• _What to produce_: Of the lines in this material, how many contain "JSON"? Answer with a single number only.

>> BEGIN

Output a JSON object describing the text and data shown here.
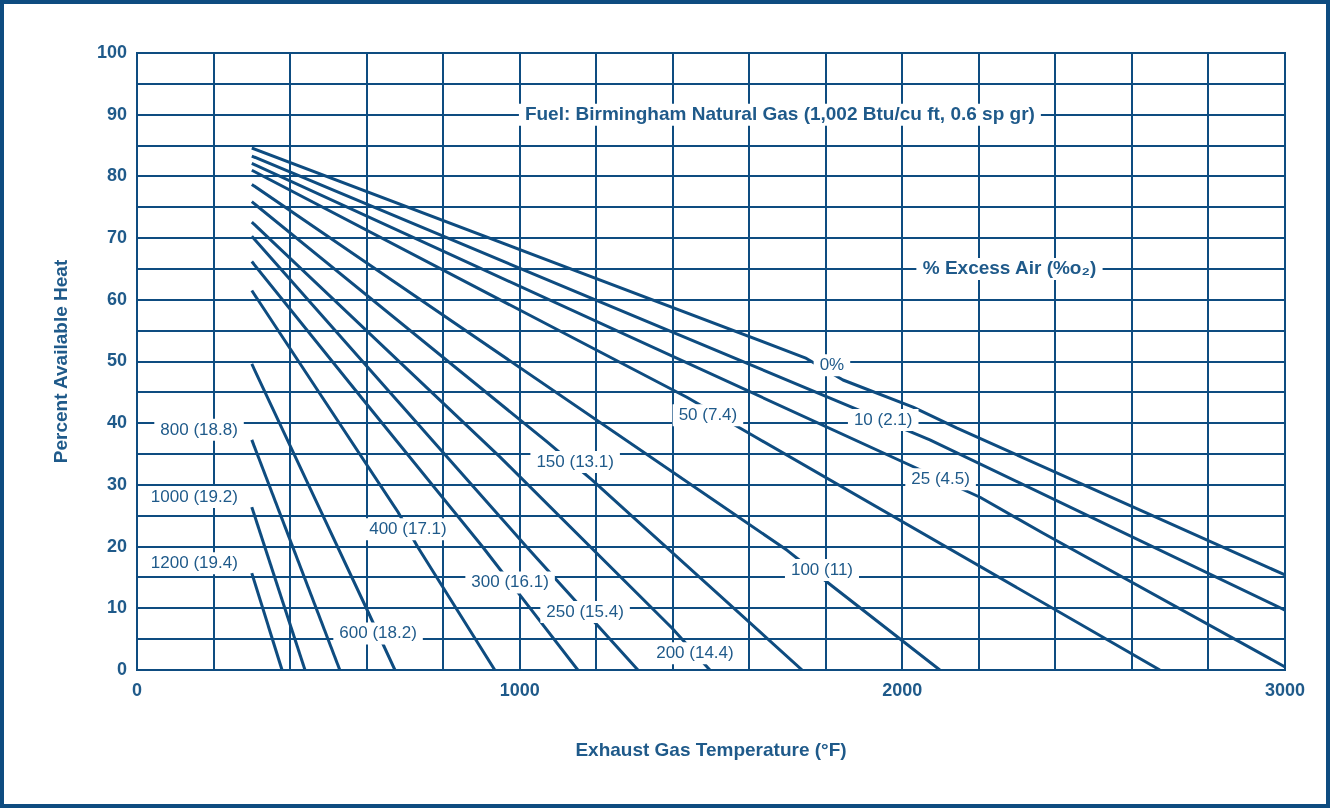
{
  "chart_data": {
    "type": "line",
    "xlabel": "Exhaust Gas Temperature (°F)",
    "ylabel": "Percent Available Heat",
    "xlim": [
      0,
      3000
    ],
    "ylim": [
      0,
      100
    ],
    "xticks": [
      0,
      {
        "value": 200,
        "label": null
      },
      {
        "value": 400,
        "label": null
      },
      {
        "value": 600,
        "label": null
      },
      {
        "value": 800,
        "label": null
      },
      1000,
      {
        "value": 1200,
        "label": null
      },
      {
        "value": 1400,
        "label": null
      },
      {
        "value": 1600,
        "label": null
      },
      {
        "value": 1800,
        "label": null
      },
      2000,
      {
        "value": 2200,
        "label": null
      },
      {
        "value": 2400,
        "label": null
      },
      {
        "value": 2600,
        "label": null
      },
      {
        "value": 2800,
        "label": null
      },
      3000
    ],
    "yticks": [
      0,
      {
        "value": 5,
        "label": null
      },
      10,
      {
        "value": 15,
        "label": null
      },
      20,
      {
        "value": 25,
        "label": null
      },
      30,
      {
        "value": 35,
        "label": null
      },
      40,
      {
        "value": 45,
        "label": null
      },
      50,
      {
        "value": 55,
        "label": null
      },
      60,
      {
        "value": 65,
        "label": null
      },
      70,
      {
        "value": 75,
        "label": null
      },
      80,
      {
        "value": 85,
        "label": null
      },
      90,
      {
        "value": 95,
        "label": null
      },
      100
    ],
    "grid": true,
    "legend": false,
    "marker": "none",
    "series": [
      {
        "color": "#0e4c80",
        "x": [
          300,
          1746,
          1845,
          2028,
          2143,
          3000
        ],
        "values": [
          84.6,
          50.6,
          47.0,
          42.6,
          39.2,
          15.4
        ]
      },
      {
        "color": "#0e4c80",
        "x": [
          300,
          2072,
          3000
        ],
        "values": [
          83.3,
          37.3,
          9.7
        ]
      },
      {
        "color": "#0e4c80",
        "x": [
          300,
          2203,
          2367,
          3000
        ],
        "values": [
          82.1,
          28.0,
          22.2,
          0.5
        ]
      },
      {
        "color": "#0e4c80",
        "x": [
          300,
          1437,
          1615,
          2673
        ],
        "values": [
          81.0,
          44.2,
          37.8,
          0
        ]
      },
      {
        "color": "#0e4c80",
        "x": [
          300,
          1699,
          1819,
          2098
        ],
        "values": [
          78.7,
          19.4,
          13.5,
          0
        ]
      },
      {
        "color": "#0e4c80",
        "x": [
          300,
          1071,
          1189,
          1738
        ],
        "values": [
          75.9,
          37.0,
          30.8,
          0
        ]
      },
      {
        "color": "#0e4c80",
        "x": [
          300,
          949,
          1398,
          1497
        ],
        "values": [
          72.6,
          34.5,
          6.8,
          0
        ]
      },
      {
        "color": "#0e4c80",
        "x": [
          300,
          1019,
          1309
        ],
        "values": [
          70.3,
          19.9,
          0
        ]
      },
      {
        "color": "#0e4c80",
        "x": [
          300,
          591,
          904,
          1152
        ],
        "values": [
          66.2,
          43.8,
          19.9,
          0
        ]
      },
      {
        "color": "#0e4c80",
        "x": [
          300,
          682,
          734,
          935
        ],
        "values": [
          61.5,
          25.6,
          19.9,
          0
        ]
      },
      {
        "color": "#0e4c80",
        "x": [
          300,
          604,
          674
        ],
        "values": [
          49.6,
          9.4,
          0
        ]
      },
      {
        "color": "#0e4c80",
        "x": [
          300,
          530
        ],
        "values": [
          37.3,
          0
        ]
      },
      {
        "color": "#0e4c80",
        "x": [
          300,
          439
        ],
        "values": [
          26.4,
          0
        ]
      },
      {
        "color": "#0e4c80",
        "x": [
          300,
          379
        ],
        "values": [
          15.7,
          0
        ]
      }
    ],
    "annotations": [
      "Fuel: Birmingham Natural Gas (1,002 Btu/cu ft, 0.6 sp gr)",
      "% Excess Air (%o₂)",
      {
        "text": "0%",
        "x": 1816,
        "y": 49.4
      },
      {
        "text": "10 (2.1)",
        "x": 1950,
        "y": 40.5
      },
      {
        "text": "25 (4.5)",
        "x": 2100,
        "y": 30.9
      },
      {
        "text": "50 (7.4)",
        "x": 1492,
        "y": 41.3
      },
      {
        "text": "100 (11)",
        "x": 1790,
        "y": 16.2
      },
      {
        "text": "150 (13.1)",
        "x": 1145,
        "y": 33.7
      },
      {
        "text": "200 (14.4)",
        "x": 1458,
        "y": 2.7
      },
      {
        "text": "250 (15.4)",
        "x": 1171,
        "y": 9.4
      },
      {
        "text": "300 (16.1)",
        "x": 975,
        "y": 14.2
      },
      {
        "text": "400 (17.1)",
        "x": 708,
        "y": 22.8
      },
      {
        "text": "600 (18.2)",
        "x": 630,
        "y": 5.9
      },
      {
        "text": "800 (18.8)",
        "x": 300,
        "y": 37.3
      },
      {
        "text": "1000 (19.2)",
        "x": 300,
        "y": 26.4
      },
      {
        "text": "1200 (19.4)",
        "x": 300,
        "y": 15.7
      }
    ]
  }
}
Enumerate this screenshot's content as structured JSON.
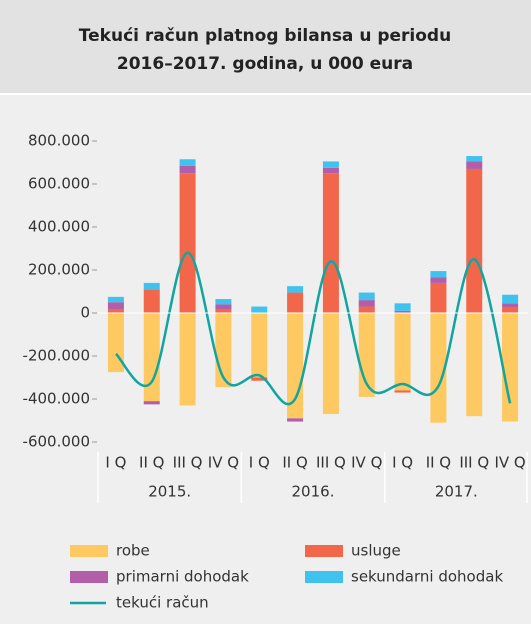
{
  "chart_data": {
    "type": "bar",
    "title": [
      "Tekući račun platnog bilansa u periodu",
      "2016–2017. godina, u 000 eura"
    ],
    "categories": [
      "I Q",
      "II Q",
      "III Q",
      "IV Q",
      "I Q",
      "II Q",
      "III Q",
      "IV Q",
      "I Q",
      "II Q",
      "III Q",
      "IV Q"
    ],
    "years": [
      "2015.",
      "2016.",
      "2017."
    ],
    "series": [
      {
        "name": "robe",
        "color": "#fdc960",
        "values": [
          -275000,
          -410000,
          -430000,
          -345000,
          -300000,
          -490000,
          -470000,
          -390000,
          -360000,
          -510000,
          -480000,
          -505000
        ]
      },
      {
        "name": "usluge",
        "color": "#f2674a",
        "values": [
          15000,
          110000,
          650000,
          15000,
          -15000,
          95000,
          650000,
          30000,
          -10000,
          140000,
          670000,
          25000
        ]
      },
      {
        "name": "primarni dohodak",
        "color": "#b25ea8",
        "values": [
          35000,
          -15000,
          35000,
          25000,
          0,
          -15000,
          25000,
          30000,
          10000,
          25000,
          35000,
          20000
        ]
      },
      {
        "name": "sekundarni dohodak",
        "color": "#3fc3ee",
        "values": [
          25000,
          30000,
          30000,
          25000,
          30000,
          30000,
          30000,
          35000,
          35000,
          30000,
          25000,
          40000
        ]
      },
      {
        "name": "tekući račun",
        "color": "#12a5a0",
        "type": "line",
        "values": [
          -190000,
          -320000,
          280000,
          -300000,
          -290000,
          -400000,
          240000,
          -330000,
          -330000,
          -340000,
          250000,
          -420000
        ]
      }
    ],
    "ylim": [
      -600000,
      800000
    ],
    "yticks": [
      {
        "value": -600000,
        "label": "-600.000"
      },
      {
        "value": -400000,
        "label": "-400.000"
      },
      {
        "value": -200000,
        "label": "-200.000"
      },
      0,
      {
        "value": 200000,
        "label": "200.000"
      },
      {
        "value": 400000,
        "label": "400.000"
      },
      {
        "value": 600000,
        "label": "600.000"
      },
      {
        "value": 800000,
        "label": "800.000"
      }
    ]
  }
}
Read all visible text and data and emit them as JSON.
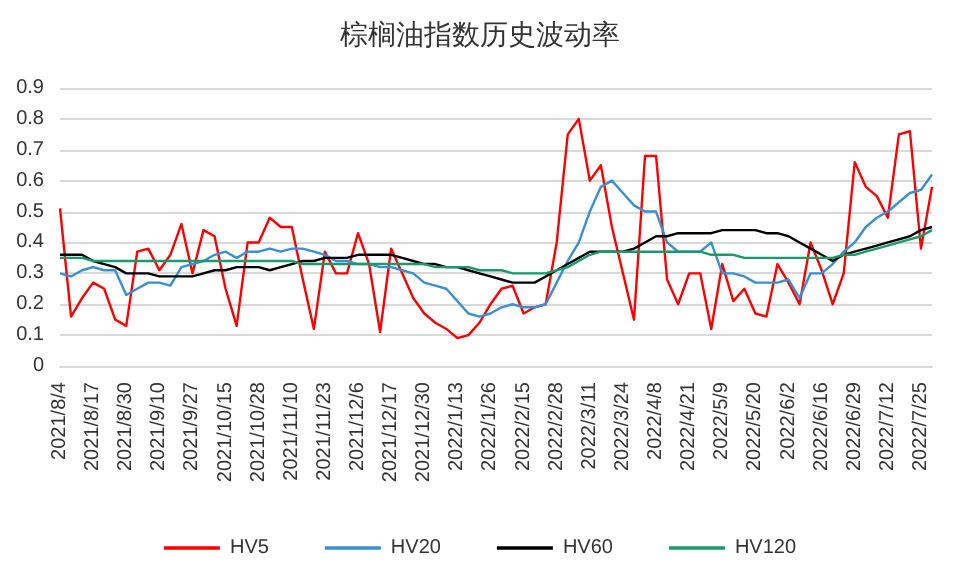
{
  "chart_data": {
    "type": "line",
    "title": "棕榈油指数历史波动率",
    "categories": [
      "2021/8/4",
      null,
      null,
      "2021/8/17",
      null,
      null,
      "2021/8/30",
      null,
      null,
      "2021/9/10",
      null,
      null,
      "2021/9/27",
      null,
      null,
      "2021/10/15",
      null,
      null,
      "2021/10/28",
      null,
      null,
      "2021/11/10",
      null,
      null,
      "2021/11/23",
      null,
      null,
      "2021/12/6",
      null,
      null,
      "2021/12/17",
      null,
      null,
      "2021/12/30",
      null,
      null,
      "2022/1/13",
      null,
      null,
      "2022/1/26",
      null,
      null,
      "2022/2/15",
      null,
      null,
      "2022/2/28",
      null,
      null,
      "2022/3/11",
      null,
      null,
      "2022/3/24",
      null,
      null,
      "2022/4/8",
      null,
      null,
      "2022/4/21",
      null,
      null,
      "2022/5/9",
      null,
      null,
      "2022/5/20",
      null,
      null,
      "2022/6/2",
      null,
      null,
      "2022/6/16",
      null,
      null,
      "2022/6/29",
      null,
      null,
      "2022/7/12",
      null,
      null,
      "2022/7/25",
      null
    ],
    "series": [
      {
        "name": "HV5",
        "color": "#ff0000",
        "values": [
          0.51,
          0.16,
          0.22,
          0.27,
          0.25,
          0.15,
          0.13,
          0.37,
          0.38,
          0.31,
          0.36,
          0.46,
          0.3,
          0.44,
          0.42,
          0.25,
          0.13,
          0.4,
          0.4,
          0.48,
          0.45,
          0.45,
          0.28,
          0.12,
          0.37,
          0.3,
          0.3,
          0.43,
          0.33,
          0.11,
          0.38,
          0.3,
          0.22,
          0.17,
          0.14,
          0.12,
          0.09,
          0.1,
          0.14,
          0.2,
          0.25,
          0.26,
          0.17,
          0.19,
          0.2,
          0.4,
          0.75,
          0.8,
          0.6,
          0.65,
          0.45,
          0.3,
          0.15,
          0.68,
          0.68,
          0.28,
          0.2,
          0.3,
          0.3,
          0.12,
          0.33,
          0.21,
          0.25,
          0.17,
          0.16,
          0.33,
          0.27,
          0.2,
          0.4,
          0.31,
          0.2,
          0.3,
          0.66,
          0.58,
          0.55,
          0.48,
          0.75,
          0.76,
          0.38,
          0.58
        ]
      },
      {
        "name": "HV20",
        "color": "#3a8fd0",
        "values": [
          0.3,
          0.29,
          0.31,
          0.32,
          0.31,
          0.31,
          0.23,
          0.25,
          0.27,
          0.27,
          0.26,
          0.32,
          0.33,
          0.34,
          0.36,
          0.37,
          0.35,
          0.37,
          0.37,
          0.38,
          0.37,
          0.38,
          0.38,
          0.37,
          0.36,
          0.34,
          0.34,
          0.33,
          0.33,
          0.32,
          0.32,
          0.31,
          0.3,
          0.27,
          0.26,
          0.25,
          0.21,
          0.17,
          0.16,
          0.17,
          0.19,
          0.2,
          0.19,
          0.19,
          0.2,
          0.27,
          0.34,
          0.4,
          0.5,
          0.58,
          0.6,
          0.56,
          0.52,
          0.5,
          0.5,
          0.4,
          0.37,
          0.37,
          0.37,
          0.4,
          0.3,
          0.3,
          0.29,
          0.27,
          0.27,
          0.27,
          0.28,
          0.22,
          0.3,
          0.3,
          0.33,
          0.37,
          0.4,
          0.45,
          0.48,
          0.5,
          0.53,
          0.56,
          0.57,
          0.62
        ]
      },
      {
        "name": "HV60",
        "color": "#000000",
        "values": [
          0.36,
          0.36,
          0.36,
          0.34,
          0.33,
          0.32,
          0.3,
          0.3,
          0.3,
          0.29,
          0.29,
          0.29,
          0.29,
          0.3,
          0.31,
          0.31,
          0.32,
          0.32,
          0.32,
          0.31,
          0.32,
          0.33,
          0.34,
          0.34,
          0.35,
          0.35,
          0.35,
          0.36,
          0.36,
          0.36,
          0.36,
          0.35,
          0.34,
          0.33,
          0.33,
          0.32,
          0.32,
          0.31,
          0.3,
          0.29,
          0.28,
          0.27,
          0.27,
          0.27,
          0.29,
          0.31,
          0.33,
          0.35,
          0.37,
          0.37,
          0.37,
          0.37,
          0.38,
          0.4,
          0.42,
          0.42,
          0.43,
          0.43,
          0.43,
          0.43,
          0.44,
          0.44,
          0.44,
          0.44,
          0.43,
          0.43,
          0.42,
          0.4,
          0.38,
          0.36,
          0.34,
          0.36,
          0.37,
          0.38,
          0.39,
          0.4,
          0.41,
          0.42,
          0.44,
          0.45
        ]
      },
      {
        "name": "HV120",
        "color": "#1a9a6a",
        "values": [
          0.35,
          0.35,
          0.35,
          0.34,
          0.34,
          0.34,
          0.34,
          0.34,
          0.34,
          0.34,
          0.34,
          0.34,
          0.34,
          0.34,
          0.34,
          0.34,
          0.34,
          0.34,
          0.34,
          0.34,
          0.34,
          0.34,
          0.33,
          0.33,
          0.33,
          0.33,
          0.33,
          0.33,
          0.33,
          0.33,
          0.33,
          0.33,
          0.33,
          0.33,
          0.32,
          0.32,
          0.32,
          0.32,
          0.31,
          0.31,
          0.31,
          0.3,
          0.3,
          0.3,
          0.3,
          0.31,
          0.32,
          0.34,
          0.36,
          0.37,
          0.37,
          0.37,
          0.37,
          0.37,
          0.37,
          0.37,
          0.37,
          0.37,
          0.37,
          0.36,
          0.36,
          0.36,
          0.35,
          0.35,
          0.35,
          0.35,
          0.35,
          0.35,
          0.35,
          0.35,
          0.35,
          0.36,
          0.36,
          0.37,
          0.38,
          0.39,
          0.4,
          0.41,
          0.42,
          0.44
        ]
      }
    ],
    "ylim": [
      0,
      0.9
    ],
    "yticks": [
      0,
      0.1,
      0.2,
      0.3,
      0.4,
      0.5,
      0.6,
      0.7,
      0.8,
      0.9
    ],
    "grid": "y",
    "legend": "bottom",
    "marker": "none",
    "line_style": "solid"
  }
}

>> END

• _Full output_: 3